■ **INSTRUCTION**:
Write out the listing below without alteration, omitting its pictures.

** Start **

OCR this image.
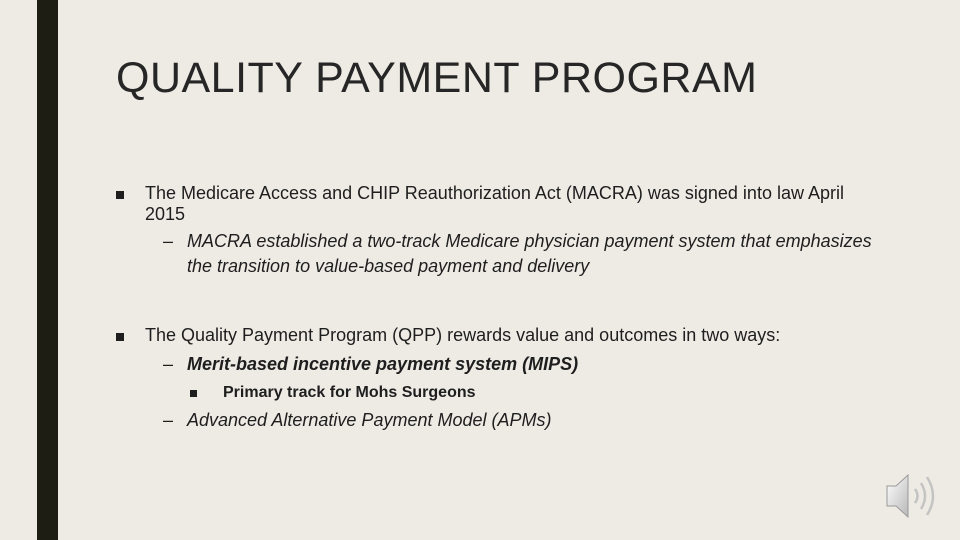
QUALITY PAYMENT PROGRAM
The Medicare Access and CHIP Reauthorization Act (MACRA) was signed into law April 2015
– MACRA established a two-track Medicare physician payment system that emphasizes the transition to value-based payment and delivery
The Quality Payment Program (QPP) rewards value and outcomes in two ways:
– Merit-based incentive payment system (MIPS)
Primary track for Mohs Surgeons
– Advanced Alternative Payment Model (APMs)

** End **

■ **EXPECTED OUTPUT**:
OCR this image.
QUALITY PAYMENT PROGRAM
The Medicare Access and CHIP Reauthorization Act (MACRA) was signed into law April 2015
– MACRA established a two-track Medicare physician payment system that emphasizes the transition to value-based payment and delivery
The Quality Payment Program (QPP) rewards value and outcomes in two ways:
– Merit-based incentive payment system (MIPS)
Primary track for Mohs Surgeons
– Advanced Alternative Payment Model (APMs)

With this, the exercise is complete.